- [Stated problem] What follows is a set of entries. Repeat them exactly, but not their pictures.

- [Exercise data]
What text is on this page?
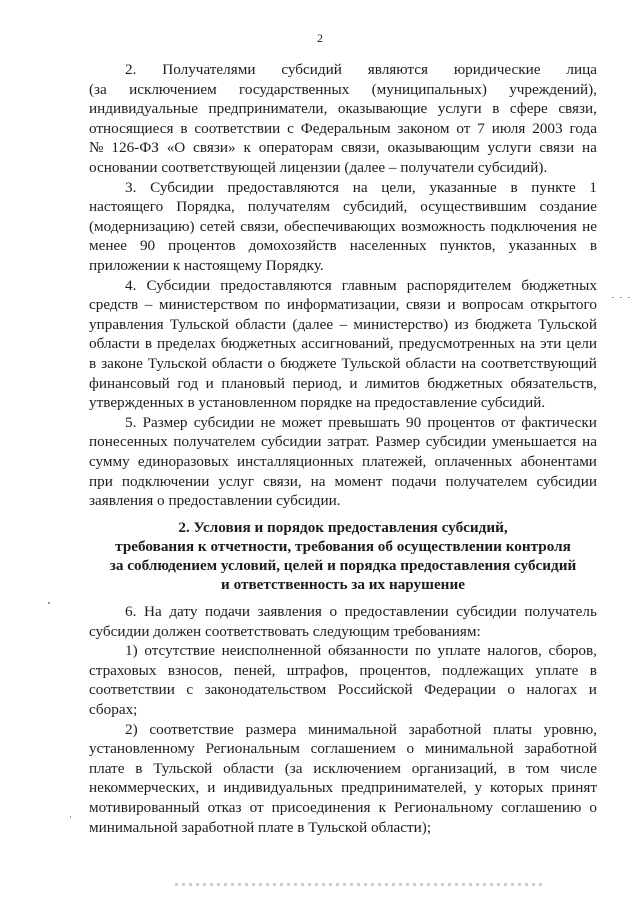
2
2. Получателями субсидий являются юридические лица
(за исключением государственных (муниципальных) учреждений),
индивидуальные предприниматели, оказывающие услуги в сфере связи,
относящиеся в соответствии с Федеральным законом от 7 июля 2003 года
№ 126-ФЗ «О связи» к операторам связи, оказывающим услуги связи на
основании соответствующей лицензии (далее – получатели субсидий).
3. Субсидии предоставляются на цели, указанные в пункте 1
настоящего Порядка, получателям субсидий, осуществившим создание
(модернизацию) сетей связи, обеспечивающих возможность подключения не
менее 90 процентов домохозяйств населенных пунктов, указанных в
приложении к настоящему Порядку.
4. Субсидии предоставляются главным распорядителем бюджетных
средств – министерством по информатизации, связи и вопросам открытого
управления Тульской области (далее – министерство) из бюджета Тульской
области в пределах бюджетных ассигнований, предусмотренных на эти цели
в законе Тульской области о бюджете Тульской области на соответствующий
финансовый год и плановый период, и лимитов бюджетных обязательств,
утвержденных в установленном порядке на предоставление субсидий.
5. Размер субсидии не может превышать 90 процентов от фактически
понесенных получателем субсидии затрат. Размер субсидии уменьшается на
сумму единоразовых инсталляционных платежей, оплаченных абонентами
при подключении услуг связи, на момент подачи получателем субсидии
заявления о предоставлении субсидии.
2. Условия и порядок предоставления субсидий,
требования к отчетности, требования об осуществлении контроля
за соблюдением условий, целей и порядка предоставления субсидий
и ответственность за их нарушение
6. На дату подачи заявления о предоставлении субсидии получатель
субсидии должен соответствовать следующим требованиям:
1) отсутствие неисполненной обязанности по уплате налогов, сборов,
страховых взносов, пеней, штрафов, процентов, подлежащих уплате в
соответствии с законодательством Российской Федерации о налогах и
сборах;
2) соответствие размера минимальной заработной платы уровню,
установленному Региональным соглашением о минимальной заработной
плате в Тульской области (за исключением организаций, в том числе
некоммерческих, и индивидуальных предпринимателей, у которых принят
мотивированный отказ от присоединения к Региональному соглашению о
минимальной заработной плате в Тульской области);
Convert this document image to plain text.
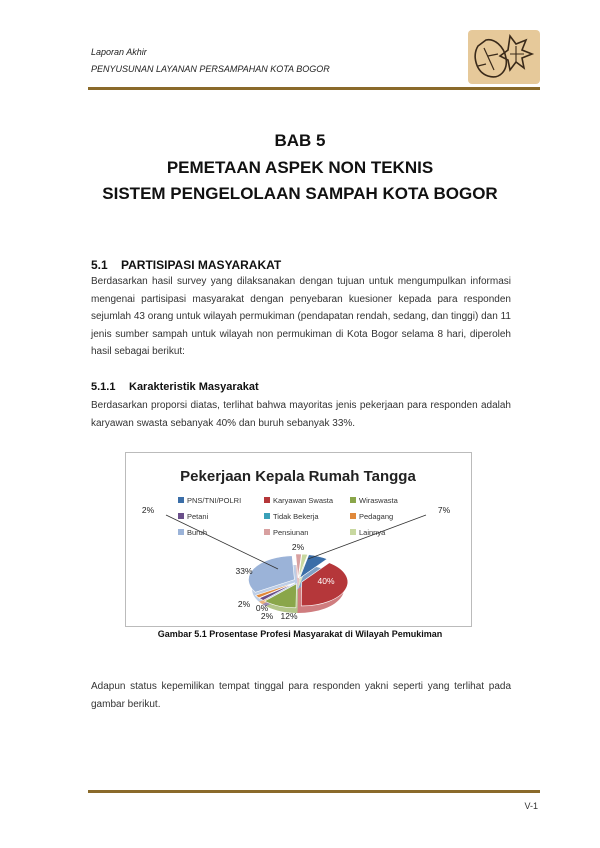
Laporan Akhir
PENYUSUNAN LAYANAN PERSAMPAHAN KOTA BOGOR
BAB 5
PEMETAAN ASPEK NON TEKNIS
SISTEM PENGELOLAAN SAMPAH KOTA BOGOR
5.1 PARTISIPASI MASYARAKAT
Berdasarkan hasil survey yang dilaksanakan dengan tujuan untuk mengumpulkan informasi mengenai partisipasi masyarakat dengan penyebaran kuesioner kepada para responden sejumlah 43 orang untuk wilayah permukiman (pendapatan rendah, sedang, dan tinggi) dan 11 jenis sumber sampah untuk wilayah non permukiman di Kota Bogor selama 8 hari, diperoleh hasil sebagai berikut:
5.1.1 Karakteristik Masyarakat
Berdasarkan proporsi diatas, terlihat bahwa mayoritas jenis pekerjaan para responden adalah karyawan swasta sebanyak 40% dan buruh sebanyak 33%.
Pekerjaan Kepala Rumah Tangga
PNS/TNI/POLRI	Karyawan Swasta	Wiraswasta
Petani	Tidak Bekerja	Pedagang
Buruh	Pensiunan	Lainnya
7%
40%
12%
2%
0%
2%
33%
2%
2%
Gambar 5.1 Prosentase Profesi Masyarakat di Wilayah Pemukiman
Adapun status kepemilikan tempat tinggal para responden yakni seperti yang terlihat pada gambar berikut.
V-1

- [Expected answer]
What text is on this page?
2
2. Получателями субсидий являются юридические лица
(за исключением государственных (муниципальных) учреждений),
индивидуальные предприниматели, оказывающие услуги в сфере связи,
относящиеся в соответствии с Федеральным законом от 7 июля 2003 года
№ 126-ФЗ «О связи» к операторам связи, оказывающим услуги связи на
основании соответствующей лицензии (далее – получатели субсидий).
3. Субсидии предоставляются на цели, указанные в пункте 1
настоящего Порядка, получателям субсидий, осуществившим создание
(модернизацию) сетей связи, обеспечивающих возможность подключения не
менее 90 процентов домохозяйств населенных пунктов, указанных в
приложении к настоящему Порядку.
4. Субсидии предоставляются главным распорядителем бюджетных
средств – министерством по информатизации, связи и вопросам открытого
управления Тульской области (далее – министерство) из бюджета Тульской
области в пределах бюджетных ассигнований, предусмотренных на эти цели
в законе Тульской области о бюджете Тульской области на соответствующий
финансовый год и плановый период, и лимитов бюджетных обязательств,
утвержденных в установленном порядке на предоставление субсидий.
5. Размер субсидии не может превышать 90 процентов от фактически
понесенных получателем субсидии затрат. Размер субсидии уменьшается на
сумму единоразовых инсталляционных платежей, оплаченных абонентами
при подключении услуг связи, на момент подачи получателем субсидии
заявления о предоставлении субсидии.
2. Условия и порядок предоставления субсидий,
требования к отчетности, требования об осуществлении контроля
за соблюдением условий, целей и порядка предоставления субсидий
и ответственность за их нарушение
6. На дату подачи заявления о предоставлении субсидии получатель
субсидии должен соответствовать следующим требованиям:
1) отсутствие неисполненной обязанности по уплате налогов, сборов,
страховых взносов, пеней, штрафов, процентов, подлежащих уплате в
соответствии с законодательством Российской Федерации о налогах и
сборах;
2) соответствие размера минимальной заработной платы уровню,
установленному Региональным соглашением о минимальной заработной
плате в Тульской области (за исключением организаций, в том числе
некоммерческих, и индивидуальных предпринимателей, у которых принят
мотивированный отказ от присоединения к Региональному соглашению о
минимальной заработной плате в Тульской области);
Convert this document image to plain text.
Laporan Akhir
PENYUSUNAN LAYANAN PERSAMPAHAN KOTA BOGOR
BAB 5
PEMETAAN ASPEK NON TEKNIS
SISTEM PENGELOLAAN SAMPAH KOTA BOGOR
5.1 PARTISIPASI MASYARAKAT
Berdasarkan hasil survey yang dilaksanakan dengan tujuan untuk mengumpulkan informasi mengenai partisipasi masyarakat dengan penyebaran kuesioner kepada para responden sejumlah 43 orang untuk wilayah permukiman (pendapatan rendah, sedang, dan tinggi) dan 11 jenis sumber sampah untuk wilayah non permukiman di Kota Bogor selama 8 hari, diperoleh hasil sebagai berikut:
5.1.1 Karakteristik Masyarakat
Berdasarkan proporsi diatas, terlihat bahwa mayoritas jenis pekerjaan para responden adalah karyawan swasta sebanyak 40% dan buruh sebanyak 33%.
Pekerjaan Kepala Rumah Tangga
PNS/TNI/POLRI	Karyawan Swasta	Wiraswasta
Petani	Tidak Bekerja	Pedagang
Buruh	Pensiunan	Lainnya
7%
40%
12%
2%
0%
2%
33%
2%
2%
Gambar 5.1 Prosentase Profesi Masyarakat di Wilayah Pemukiman
Adapun status kepemilikan tempat tinggal para responden yakni seperti yang terlihat pada gambar berikut.
V-1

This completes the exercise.